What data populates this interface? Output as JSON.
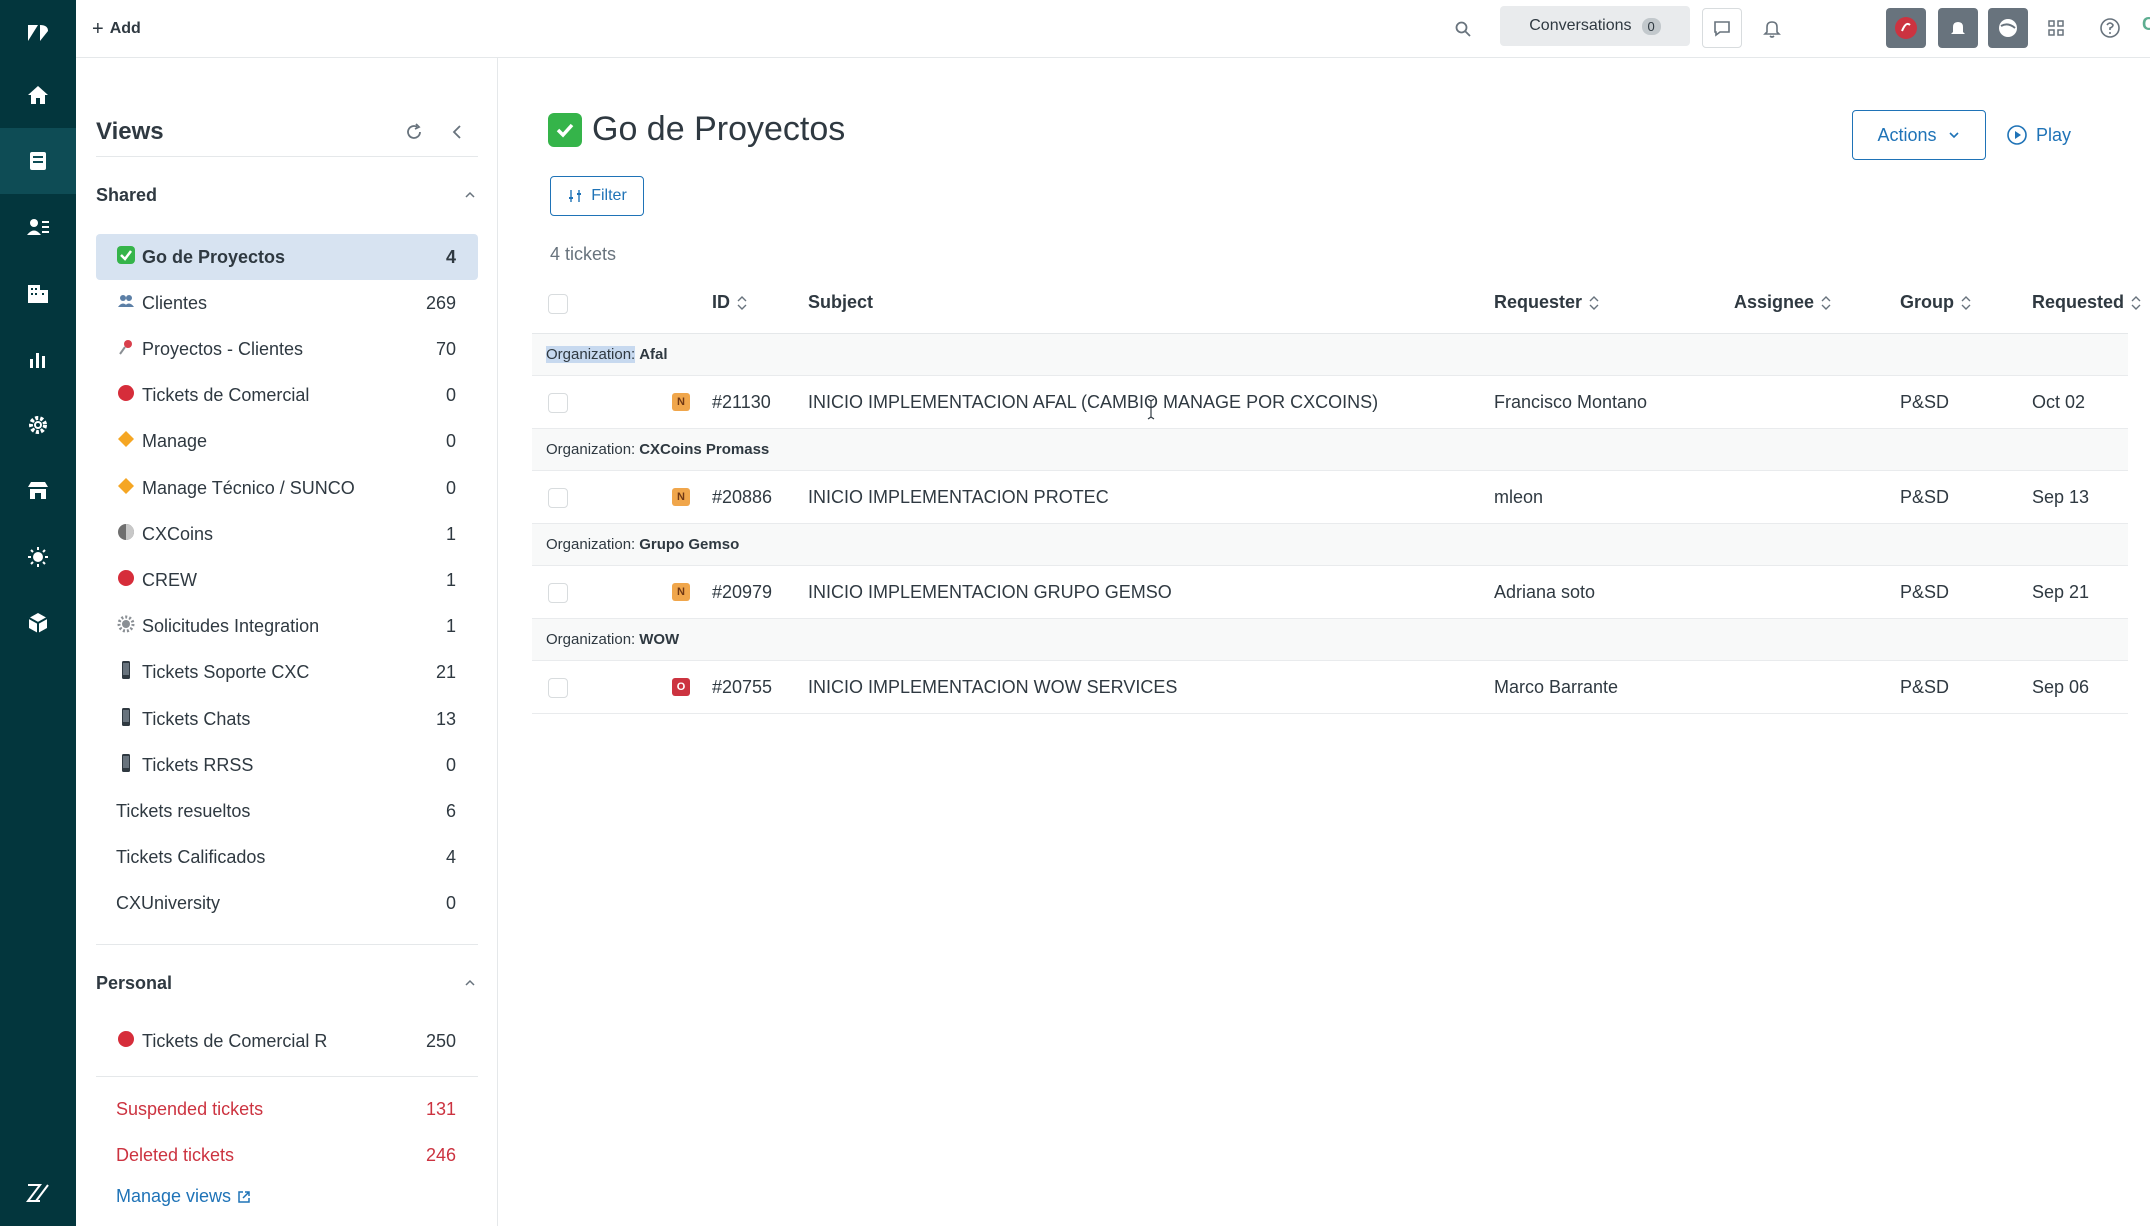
{
  "topbar": {
    "add_label": "Add",
    "conversations_label": "Conversations",
    "conversations_count": "0",
    "brand": "CXO"
  },
  "views": {
    "title": "Views",
    "shared_label": "Shared",
    "shared": [
      {
        "label": "Go de Proyectos",
        "count": "4",
        "emoji": "check",
        "selected": true
      },
      {
        "label": "Clientes",
        "count": "269",
        "emoji": "people"
      },
      {
        "label": "Proyectos - Clientes",
        "count": "70",
        "emoji": "pin"
      },
      {
        "label": "Tickets de Comercial",
        "count": "0",
        "emoji": "red-dot"
      },
      {
        "label": "Manage",
        "count": "0",
        "emoji": "diamond"
      },
      {
        "label": "Manage Técnico / SUNCO",
        "count": "0",
        "emoji": "diamond"
      },
      {
        "label": "CXCoins",
        "count": "1",
        "emoji": "coin"
      },
      {
        "label": "CREW",
        "count": "1",
        "emoji": "red-dot"
      },
      {
        "label": "Solicitudes Integration",
        "count": "1",
        "emoji": "gear"
      },
      {
        "label": "Tickets Soporte CXC",
        "count": "21",
        "emoji": "phone"
      },
      {
        "label": "Tickets Chats",
        "count": "13",
        "emoji": "phone"
      },
      {
        "label": "Tickets RRSS",
        "count": "0",
        "emoji": "phone"
      },
      {
        "label": "Tickets resueltos",
        "count": "6",
        "emoji": ""
      },
      {
        "label": "Tickets Calificados",
        "count": "4",
        "emoji": ""
      },
      {
        "label": "CXUniversity",
        "count": "0",
        "emoji": ""
      }
    ],
    "personal_label": "Personal",
    "personal": [
      {
        "label": "Tickets de Comercial R",
        "count": "250",
        "emoji": "red-dot"
      }
    ],
    "suspended_label": "Suspended tickets",
    "suspended_count": "131",
    "deleted_label": "Deleted tickets",
    "deleted_count": "246",
    "manage_views_label": "Manage views"
  },
  "main": {
    "title": "Go de Proyectos",
    "actions_label": "Actions",
    "play_label": "Play",
    "filter_label": "Filter",
    "ticket_count": "4 tickets",
    "columns": {
      "id": "ID",
      "subject": "Subject",
      "requester": "Requester",
      "assignee": "Assignee",
      "group": "Group",
      "requested": "Requested"
    },
    "group_prefix": "Organization:",
    "groups": [
      {
        "org": "Afal",
        "ticket": {
          "status": "N",
          "id": "#21130",
          "subject": "INICIO IMPLEMENTACION AFAL (CAMBIO MANAGE POR CXCOINS)",
          "requester": "Francisco Montano",
          "assignee": "",
          "group": "P&SD",
          "requested": "Oct 02"
        }
      },
      {
        "org": "CXCoins Promass",
        "ticket": {
          "status": "N",
          "id": "#20886",
          "subject": "INICIO IMPLEMENTACION PROTEC",
          "requester": "mleon",
          "assignee": "",
          "group": "P&SD",
          "requested": "Sep 13"
        }
      },
      {
        "org": "Grupo Gemso",
        "ticket": {
          "status": "N",
          "id": "#20979",
          "subject": "INICIO IMPLEMENTACION GRUPO GEMSO",
          "requester": "Adriana soto",
          "assignee": "",
          "group": "P&SD",
          "requested": "Sep 21"
        }
      },
      {
        "org": "WOW",
        "ticket": {
          "status": "O",
          "id": "#20755",
          "subject": "INICIO IMPLEMENTACION WOW SERVICES",
          "requester": "Marco Barrante",
          "assignee": "",
          "group": "P&SD",
          "requested": "Sep 06"
        }
      }
    ]
  },
  "colors": {
    "nav_bg": "#03363d",
    "accent": "#1f73b7",
    "selected_bg": "#d7e3f1",
    "danger": "#cc3340",
    "status_new": "#f0a64b",
    "status_open": "#cc3340"
  }
}
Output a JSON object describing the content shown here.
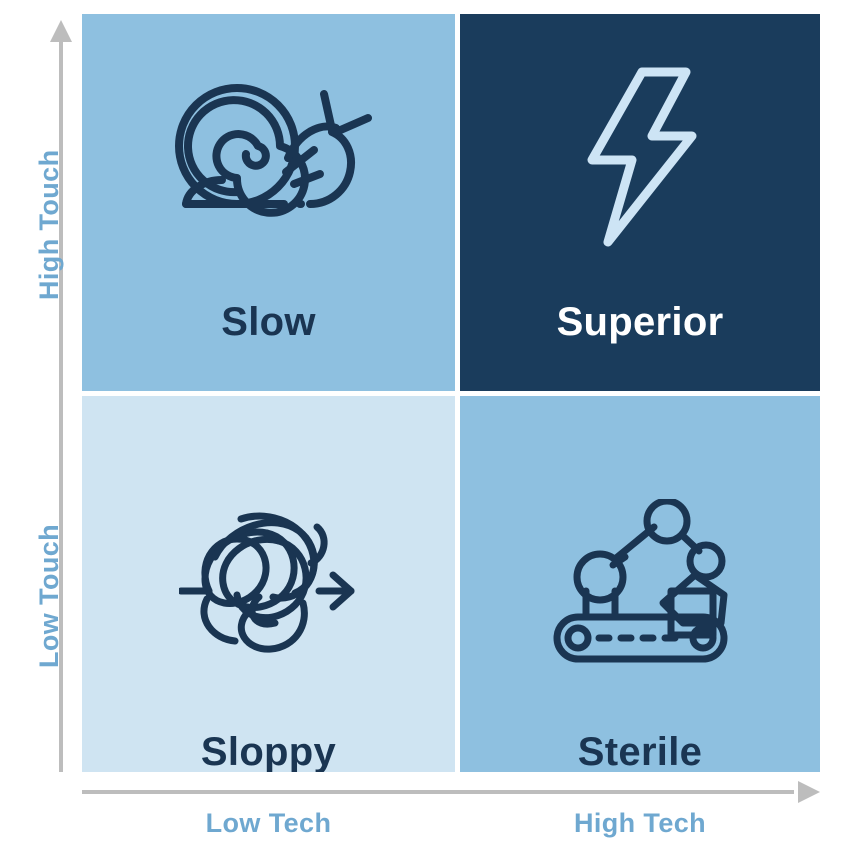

- Prompt -
Of the lines in this data, how many contain "Output"? Reply with only the number.

- Solution for this task -
2